[SET TASK] Within the records below, find each line that holds the string "Wisconsin", then copy it.

[PROVIDED DATA]
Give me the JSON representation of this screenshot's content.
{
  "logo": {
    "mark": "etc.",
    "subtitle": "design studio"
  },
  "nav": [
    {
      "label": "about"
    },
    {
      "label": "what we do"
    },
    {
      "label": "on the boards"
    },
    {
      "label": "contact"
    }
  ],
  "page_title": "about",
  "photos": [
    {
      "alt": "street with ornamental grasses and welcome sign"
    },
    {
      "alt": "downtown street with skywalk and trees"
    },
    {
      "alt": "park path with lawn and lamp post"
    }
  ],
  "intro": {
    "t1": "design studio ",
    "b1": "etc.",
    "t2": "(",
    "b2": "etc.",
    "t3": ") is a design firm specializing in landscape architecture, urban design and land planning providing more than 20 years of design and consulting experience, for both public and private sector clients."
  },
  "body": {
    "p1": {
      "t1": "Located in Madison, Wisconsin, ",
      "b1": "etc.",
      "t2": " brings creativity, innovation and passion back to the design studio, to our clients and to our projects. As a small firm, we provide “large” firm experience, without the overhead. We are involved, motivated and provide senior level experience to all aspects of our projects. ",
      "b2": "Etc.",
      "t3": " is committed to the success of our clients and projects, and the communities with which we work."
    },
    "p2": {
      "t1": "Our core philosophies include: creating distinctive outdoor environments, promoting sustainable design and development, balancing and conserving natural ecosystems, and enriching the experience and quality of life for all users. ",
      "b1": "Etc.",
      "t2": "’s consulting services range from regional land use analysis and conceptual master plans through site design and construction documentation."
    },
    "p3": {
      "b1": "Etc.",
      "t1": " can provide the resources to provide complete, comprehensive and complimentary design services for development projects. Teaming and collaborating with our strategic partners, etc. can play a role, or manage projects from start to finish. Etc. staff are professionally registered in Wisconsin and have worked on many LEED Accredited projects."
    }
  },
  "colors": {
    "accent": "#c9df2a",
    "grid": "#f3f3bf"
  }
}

[SOLUTION]
      "t1": "Located in Madison, Wisconsin, ",
      "t1": " can provide the resources to provide complete, comprehensive and complimentary design services for development projects. Teaming and collaborating with our strategic partners, etc. can play a role, or manage projects from start to finish. Etc. staff are professionally registered in Wisconsin and have worked on many LEED Accredited projects."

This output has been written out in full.